▶ OBJECTIVE
Wherever the word "extend" appears in the entries, copy the whole line.

Data records:
____

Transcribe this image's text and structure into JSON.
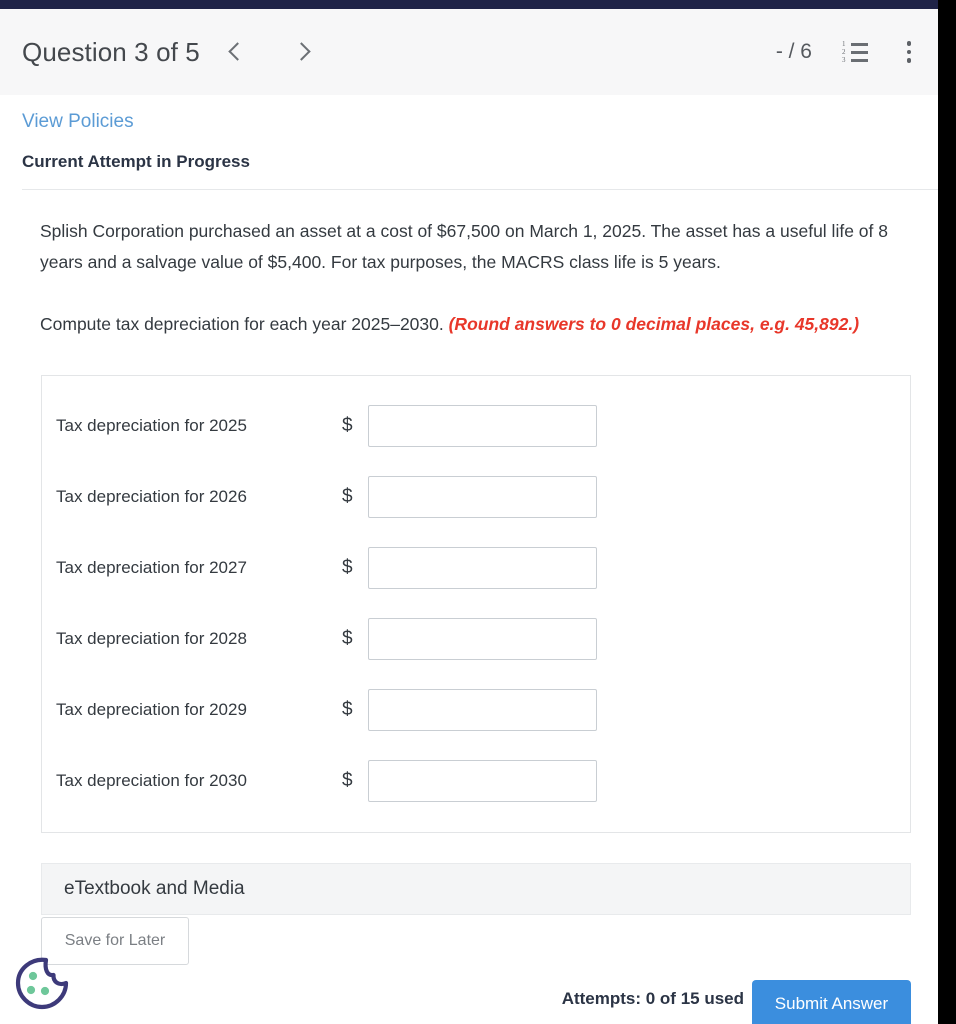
{
  "header": {
    "question_title": "Question 3 of 5",
    "prev_icon": "chevron-left-icon",
    "next_icon": "chevron-right-icon",
    "score": "- / 6",
    "list_icon": "numbered-list-icon",
    "menu_icon": "kebab-menu-icon"
  },
  "attempt": {
    "policies_link": "View Policies",
    "status": "Current Attempt in Progress"
  },
  "question": {
    "paragraph1": "Splish Corporation purchased an asset at a cost of $67,500 on March 1, 2025. The asset has a useful life of 8 years and a salvage value of $5,400. For tax purposes, the MACRS class life is 5 years.",
    "paragraph2_main": "Compute tax depreciation for each year 2025–2030. ",
    "paragraph2_hint": "(Round answers to 0 decimal places, e.g. 45,892.)"
  },
  "answers": {
    "currency_symbol": "$",
    "rows": [
      {
        "label": "Tax depreciation for 2025",
        "value": "",
        "placeholder": ""
      },
      {
        "label": "Tax depreciation for 2026",
        "value": "",
        "placeholder": ""
      },
      {
        "label": "Tax depreciation for 2027",
        "value": "",
        "placeholder": ""
      },
      {
        "label": "Tax depreciation for 2028",
        "value": "",
        "placeholder": ""
      },
      {
        "label": "Tax depreciation for 2029",
        "value": "",
        "placeholder": ""
      },
      {
        "label": "Tax depreciation for 2030",
        "value": "",
        "placeholder": ""
      }
    ]
  },
  "etextbook": {
    "label": "eTextbook and Media"
  },
  "footer": {
    "save_label": "Save for Later",
    "attempts_text": "Attempts: 0 of 15 used",
    "submit_label": "Submit Answer"
  },
  "cookie": {
    "icon": "cookie-consent-icon"
  },
  "colors": {
    "link_blue": "#5b9bd5",
    "submit_blue": "#3b8ede",
    "hint_red": "#e8372a",
    "top_bar_navy": "#1f2347",
    "cookie_outline": "#3d3a7a",
    "cookie_dots": "#6ec79a"
  }
}
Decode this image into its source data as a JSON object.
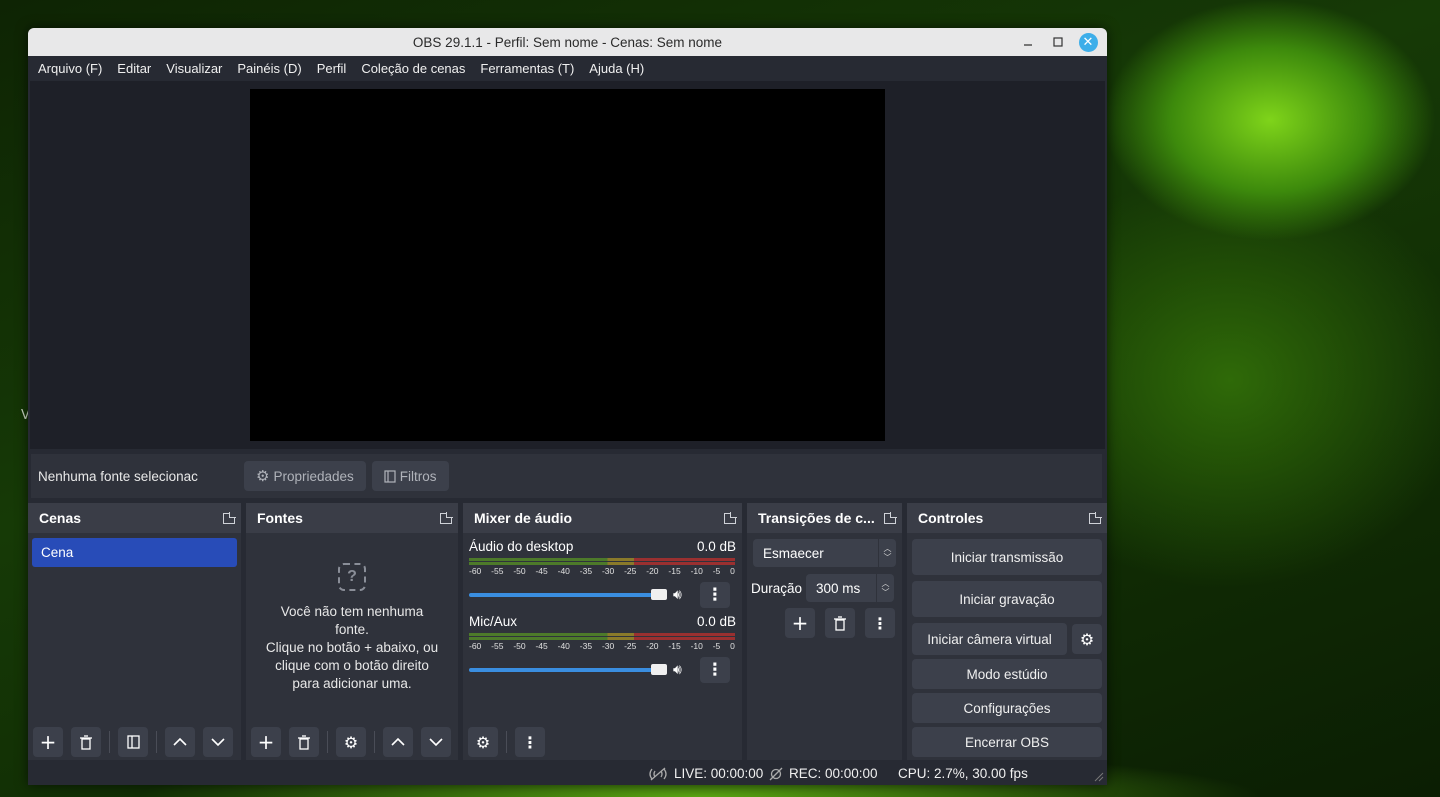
{
  "window": {
    "title": "OBS 29.1.1 - Perfil: Sem nome - Cenas: Sem nome"
  },
  "desktop_letter": "V",
  "menu": [
    "Arquivo (F)",
    "Editar",
    "Visualizar",
    "Painéis (D)",
    "Perfil",
    "Coleção de cenas",
    "Ferramentas (T)",
    "Ajuda (H)"
  ],
  "source_toolbar": {
    "no_source": "Nenhuma fonte selecionac",
    "properties": "Propriedades",
    "filters": "Filtros"
  },
  "scenes": {
    "title": "Cenas",
    "items": [
      "Cena"
    ]
  },
  "sources": {
    "title": "Fontes",
    "empty_line1": "Você não tem nenhuma",
    "empty_line2": "fonte.",
    "empty_line3": "Clique no botão + abaixo, ou",
    "empty_line4": "clique com o botão direito",
    "empty_line5": "para adicionar uma."
  },
  "mixer": {
    "title": "Mixer de áudio",
    "ticks": [
      "-60",
      "-55",
      "-50",
      "-45",
      "-40",
      "-35",
      "-30",
      "-25",
      "-20",
      "-15",
      "-10",
      "-5",
      "0"
    ],
    "channels": [
      {
        "name": "Áudio do desktop",
        "level": "0.0 dB",
        "volume": 1.0
      },
      {
        "name": "Mic/Aux",
        "level": "0.0 dB",
        "volume": 1.0
      }
    ]
  },
  "transitions": {
    "title": "Transições de c...",
    "selected": "Esmaecer",
    "duration_label": "Duração",
    "duration_value": "300 ms"
  },
  "controls": {
    "title": "Controles",
    "start_stream": "Iniciar transmissão",
    "start_recording": "Iniciar gravação",
    "start_virtual_cam": "Iniciar câmera virtual",
    "studio_mode": "Modo estúdio",
    "settings": "Configurações",
    "exit": "Encerrar OBS"
  },
  "status": {
    "live": "LIVE: 00:00:00",
    "rec": "REC: 00:00:00",
    "cpu": "CPU: 2.7%, 30.00 fps"
  },
  "colors": {
    "accent": "#3daee9",
    "selection": "#284cb8",
    "panel": "#2f323b"
  }
}
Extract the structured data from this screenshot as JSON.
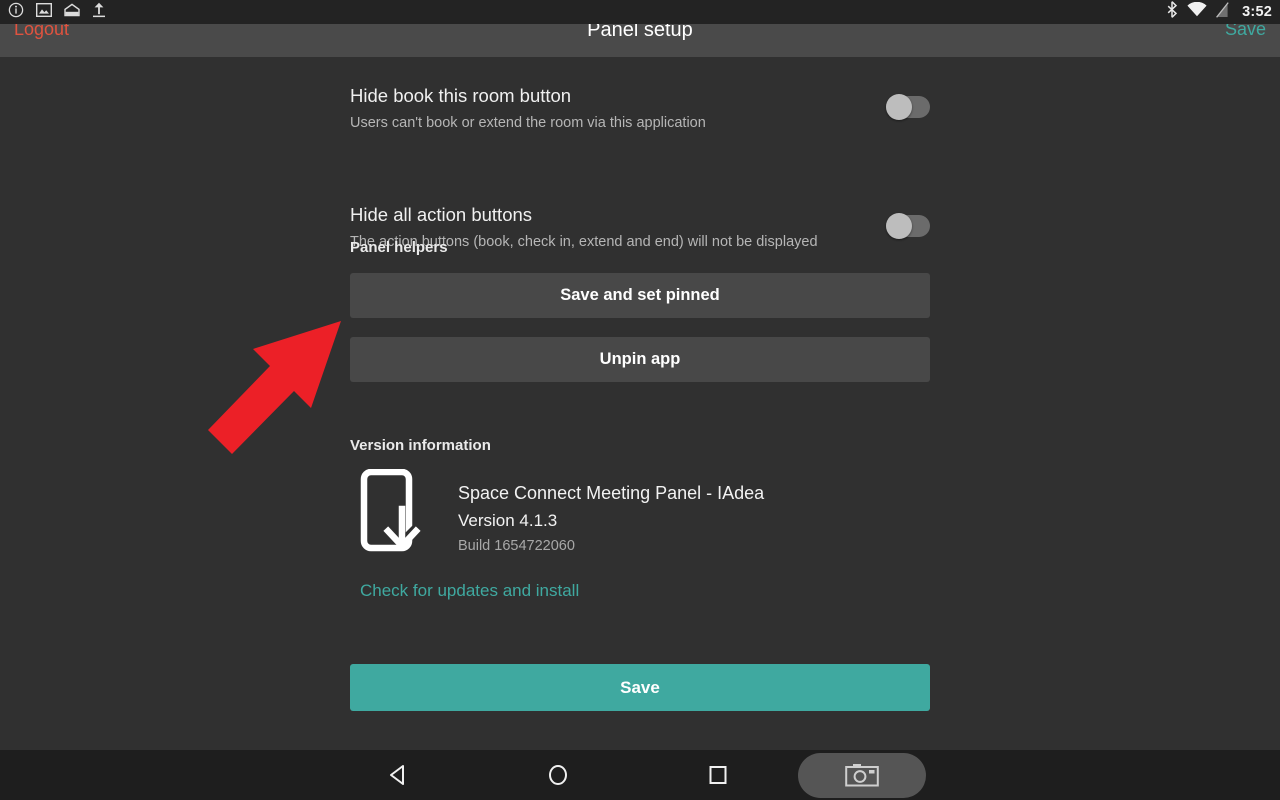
{
  "status_bar": {
    "time": "3:52",
    "left_icons": [
      "info-icon",
      "image-icon",
      "open-envelope-icon",
      "upload-icon"
    ],
    "right_icons": [
      "bluetooth-icon",
      "wifi-icon",
      "signal-off-icon"
    ]
  },
  "header": {
    "title": "Panel setup",
    "logout_label": "Logout",
    "save_label": "Save",
    "logout_color": "#e0533f",
    "save_color": "#3fa9a0"
  },
  "settings": [
    {
      "title": "Hide book this room button",
      "subtitle": "Users can't book or extend the room via this application",
      "toggle_state": "off"
    },
    {
      "title": "Hide all action buttons",
      "subtitle": "The action buttons (book, check in, extend and end) will not be displayed",
      "toggle_state": "off"
    }
  ],
  "panel_helpers": {
    "section_label": "Panel helpers",
    "buttons": [
      {
        "label": "Save and set pinned"
      },
      {
        "label": "Unpin app"
      }
    ]
  },
  "version_information": {
    "section_label": "Version information",
    "icon": "device-download-icon",
    "app_name": "Space Connect Meeting Panel - IAdea",
    "version": "Version 4.1.3",
    "build": "Build 1654722060",
    "update_link": "Check for updates and install"
  },
  "footer": {
    "save_label": "Save",
    "save_color": "#3fa9a0"
  },
  "annotation": {
    "arrow": "red-arrow-pointing-up-right",
    "color": "#ec2027"
  },
  "nav_bar": {
    "buttons": [
      "back-icon",
      "home-icon",
      "recents-icon",
      "screenshot-camera-icon"
    ]
  }
}
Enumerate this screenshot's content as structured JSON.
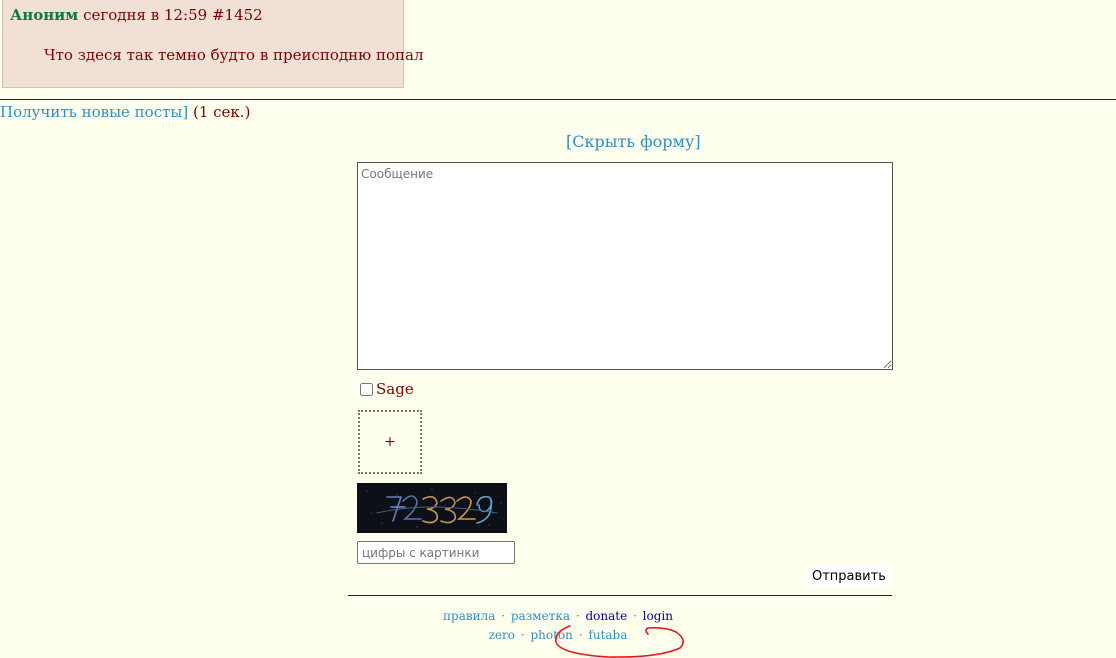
{
  "post": {
    "author": "Аноним",
    "meta": "сегодня в 12:59 #1452",
    "body": "Что здеся так темно будто в преисподню попал"
  },
  "refresh": {
    "link_label": "Получить новые посты]",
    "note": "(1 сек.)"
  },
  "form": {
    "hide_label": "[Скрыть форму]",
    "message_placeholder": "Сообщение",
    "sage_label": "Sage",
    "upload_label": "+",
    "captcha_placeholder": "цифры с картинки",
    "submit_label": "Отправить"
  },
  "footer": {
    "row1": [
      {
        "label": "правила",
        "color": "#2f8fbf"
      },
      {
        "label": "разметка",
        "color": "#2f8fbf"
      },
      {
        "label": "donate",
        "color": "#0000a0"
      },
      {
        "label": "login",
        "color": "#0000a0"
      }
    ],
    "row2": [
      {
        "label": "zero"
      },
      {
        "label": "photon"
      },
      {
        "label": "futaba"
      }
    ],
    "separator": "·"
  },
  "colors": {
    "background": "#ffffee",
    "post_background": "#f0e0d6",
    "author": "#117743",
    "text": "#800000",
    "link": "#2f8fbf",
    "annotation": "#e8161b"
  }
}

____

▶ ANSWER IN FULL
      "subtitle": "Users can't book or extend the room via this application",
      "subtitle": "The action buttons (book, check in, extend and end) will not be displayed",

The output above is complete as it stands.